THE DATA:

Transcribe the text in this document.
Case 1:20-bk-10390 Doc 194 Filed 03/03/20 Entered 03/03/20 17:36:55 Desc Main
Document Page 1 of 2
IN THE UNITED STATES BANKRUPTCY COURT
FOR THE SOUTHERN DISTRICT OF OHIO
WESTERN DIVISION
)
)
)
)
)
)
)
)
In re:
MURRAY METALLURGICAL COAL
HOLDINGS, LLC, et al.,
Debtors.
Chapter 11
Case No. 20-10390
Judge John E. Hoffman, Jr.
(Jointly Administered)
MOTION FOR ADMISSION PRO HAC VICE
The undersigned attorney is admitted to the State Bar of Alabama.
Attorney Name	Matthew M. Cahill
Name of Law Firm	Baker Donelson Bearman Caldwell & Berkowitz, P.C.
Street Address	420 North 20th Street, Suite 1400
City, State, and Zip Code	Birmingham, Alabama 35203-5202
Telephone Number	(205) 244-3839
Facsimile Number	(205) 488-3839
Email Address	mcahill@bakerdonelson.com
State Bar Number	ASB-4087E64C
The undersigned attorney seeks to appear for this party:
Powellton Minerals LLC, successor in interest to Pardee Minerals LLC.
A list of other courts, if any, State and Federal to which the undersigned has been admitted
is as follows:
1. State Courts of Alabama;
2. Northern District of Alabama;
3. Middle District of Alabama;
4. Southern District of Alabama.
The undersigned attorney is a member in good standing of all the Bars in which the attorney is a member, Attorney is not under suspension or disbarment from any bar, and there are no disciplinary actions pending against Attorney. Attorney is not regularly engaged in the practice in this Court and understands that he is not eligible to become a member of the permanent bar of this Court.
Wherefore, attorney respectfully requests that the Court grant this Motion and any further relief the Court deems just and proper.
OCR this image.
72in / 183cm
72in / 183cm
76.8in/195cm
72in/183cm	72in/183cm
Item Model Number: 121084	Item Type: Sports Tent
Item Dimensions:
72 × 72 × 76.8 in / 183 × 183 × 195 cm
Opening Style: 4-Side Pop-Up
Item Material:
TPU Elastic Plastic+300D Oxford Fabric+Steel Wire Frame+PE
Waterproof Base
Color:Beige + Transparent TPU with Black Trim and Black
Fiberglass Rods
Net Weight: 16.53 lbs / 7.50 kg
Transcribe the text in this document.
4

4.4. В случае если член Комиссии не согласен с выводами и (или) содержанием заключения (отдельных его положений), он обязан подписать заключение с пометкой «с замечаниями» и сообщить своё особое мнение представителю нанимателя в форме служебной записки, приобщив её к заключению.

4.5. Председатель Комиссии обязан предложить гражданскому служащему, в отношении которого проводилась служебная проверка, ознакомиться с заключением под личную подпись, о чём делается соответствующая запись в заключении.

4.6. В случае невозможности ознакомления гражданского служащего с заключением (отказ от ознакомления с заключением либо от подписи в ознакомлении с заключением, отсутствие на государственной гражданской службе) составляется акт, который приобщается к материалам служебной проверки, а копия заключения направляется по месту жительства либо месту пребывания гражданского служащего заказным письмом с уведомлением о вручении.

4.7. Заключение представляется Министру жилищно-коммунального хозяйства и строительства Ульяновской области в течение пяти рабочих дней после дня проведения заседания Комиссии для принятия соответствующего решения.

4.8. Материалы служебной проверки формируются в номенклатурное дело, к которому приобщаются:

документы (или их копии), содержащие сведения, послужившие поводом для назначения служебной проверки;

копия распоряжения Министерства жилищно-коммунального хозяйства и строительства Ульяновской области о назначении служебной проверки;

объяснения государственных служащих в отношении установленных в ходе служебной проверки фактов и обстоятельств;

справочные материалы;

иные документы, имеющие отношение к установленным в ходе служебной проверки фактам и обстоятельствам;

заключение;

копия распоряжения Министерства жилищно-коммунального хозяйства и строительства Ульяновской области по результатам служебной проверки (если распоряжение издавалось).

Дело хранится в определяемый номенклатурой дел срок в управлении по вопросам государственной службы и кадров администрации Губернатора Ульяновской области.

TASK GOAL:
Find the word "admitted" and list each line it appears in.

RESULT OF THE EXERCISE:
The undersigned attorney is admitted to the State Bar of Alabama.
A list of other courts, if any, State and Federal to which the undersigned has been admitted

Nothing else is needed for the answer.